*Data under study*
★ ★ ★ ★ ★ ★ ★

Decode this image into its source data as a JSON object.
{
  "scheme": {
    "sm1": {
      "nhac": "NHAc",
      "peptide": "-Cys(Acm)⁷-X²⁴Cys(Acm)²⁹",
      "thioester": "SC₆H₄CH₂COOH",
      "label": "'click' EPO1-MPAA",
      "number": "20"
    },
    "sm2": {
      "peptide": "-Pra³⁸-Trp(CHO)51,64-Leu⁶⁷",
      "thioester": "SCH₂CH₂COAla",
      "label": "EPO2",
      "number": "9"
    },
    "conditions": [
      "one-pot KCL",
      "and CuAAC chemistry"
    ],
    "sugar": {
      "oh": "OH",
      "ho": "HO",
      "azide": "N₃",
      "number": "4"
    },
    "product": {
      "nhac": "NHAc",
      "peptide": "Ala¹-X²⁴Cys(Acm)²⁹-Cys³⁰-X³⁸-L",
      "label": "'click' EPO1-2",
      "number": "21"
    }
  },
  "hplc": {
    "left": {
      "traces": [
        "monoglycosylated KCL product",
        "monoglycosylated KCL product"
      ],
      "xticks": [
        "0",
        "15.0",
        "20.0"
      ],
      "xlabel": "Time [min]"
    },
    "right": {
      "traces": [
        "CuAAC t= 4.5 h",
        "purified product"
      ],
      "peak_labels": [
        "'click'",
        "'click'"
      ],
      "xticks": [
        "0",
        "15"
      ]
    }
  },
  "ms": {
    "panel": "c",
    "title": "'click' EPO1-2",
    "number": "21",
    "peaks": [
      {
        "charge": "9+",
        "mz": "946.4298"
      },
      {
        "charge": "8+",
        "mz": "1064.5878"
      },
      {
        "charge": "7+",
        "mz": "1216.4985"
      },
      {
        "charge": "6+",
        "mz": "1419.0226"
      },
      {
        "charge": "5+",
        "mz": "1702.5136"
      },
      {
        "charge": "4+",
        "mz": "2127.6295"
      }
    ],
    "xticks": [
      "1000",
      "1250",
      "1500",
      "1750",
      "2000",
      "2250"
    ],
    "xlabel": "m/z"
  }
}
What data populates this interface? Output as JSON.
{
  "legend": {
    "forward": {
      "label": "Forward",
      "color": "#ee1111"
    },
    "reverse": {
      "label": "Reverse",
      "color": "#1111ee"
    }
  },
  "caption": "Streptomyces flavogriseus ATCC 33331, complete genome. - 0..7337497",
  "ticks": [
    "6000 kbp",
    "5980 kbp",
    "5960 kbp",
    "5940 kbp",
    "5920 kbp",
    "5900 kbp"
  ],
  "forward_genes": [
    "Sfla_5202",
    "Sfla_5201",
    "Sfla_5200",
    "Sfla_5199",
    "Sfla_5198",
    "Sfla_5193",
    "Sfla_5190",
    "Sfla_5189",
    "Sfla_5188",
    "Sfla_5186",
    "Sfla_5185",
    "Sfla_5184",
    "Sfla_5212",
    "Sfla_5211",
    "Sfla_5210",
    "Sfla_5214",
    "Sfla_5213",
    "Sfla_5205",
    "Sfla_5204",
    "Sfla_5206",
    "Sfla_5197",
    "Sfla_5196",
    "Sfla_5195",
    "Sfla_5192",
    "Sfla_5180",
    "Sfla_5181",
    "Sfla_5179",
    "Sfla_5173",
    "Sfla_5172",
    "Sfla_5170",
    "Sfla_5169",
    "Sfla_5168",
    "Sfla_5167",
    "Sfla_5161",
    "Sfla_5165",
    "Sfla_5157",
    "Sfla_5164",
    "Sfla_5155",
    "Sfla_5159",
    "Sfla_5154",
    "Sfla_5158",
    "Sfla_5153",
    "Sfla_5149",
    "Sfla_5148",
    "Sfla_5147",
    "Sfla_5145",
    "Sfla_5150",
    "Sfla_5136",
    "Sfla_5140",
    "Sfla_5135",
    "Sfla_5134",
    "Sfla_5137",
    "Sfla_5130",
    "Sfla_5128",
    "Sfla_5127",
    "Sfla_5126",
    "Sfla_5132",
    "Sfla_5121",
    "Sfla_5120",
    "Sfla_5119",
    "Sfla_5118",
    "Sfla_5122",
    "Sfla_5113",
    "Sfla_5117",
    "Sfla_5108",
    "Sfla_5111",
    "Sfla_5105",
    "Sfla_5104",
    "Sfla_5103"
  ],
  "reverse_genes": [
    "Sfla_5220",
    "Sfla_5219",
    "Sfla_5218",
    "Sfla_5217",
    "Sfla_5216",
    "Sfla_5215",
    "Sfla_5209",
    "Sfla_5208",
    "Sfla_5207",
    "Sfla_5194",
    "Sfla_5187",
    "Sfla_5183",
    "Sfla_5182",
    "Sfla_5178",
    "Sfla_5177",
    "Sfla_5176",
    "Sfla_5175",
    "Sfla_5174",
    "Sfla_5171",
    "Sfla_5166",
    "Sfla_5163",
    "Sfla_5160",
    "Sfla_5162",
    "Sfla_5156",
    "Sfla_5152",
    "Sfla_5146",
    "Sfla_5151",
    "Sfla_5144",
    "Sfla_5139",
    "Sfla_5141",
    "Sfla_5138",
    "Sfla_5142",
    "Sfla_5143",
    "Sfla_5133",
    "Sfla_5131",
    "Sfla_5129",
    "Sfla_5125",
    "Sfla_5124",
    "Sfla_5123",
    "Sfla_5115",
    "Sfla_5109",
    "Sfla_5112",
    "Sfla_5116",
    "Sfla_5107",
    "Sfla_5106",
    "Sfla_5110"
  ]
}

★ ★ ★ ★ ★ ★ ★

*Instructions to follow*
Where the word "X²⁴Cys" appears in a line of the entries above, count that line; give only the number.

*Answer area*
2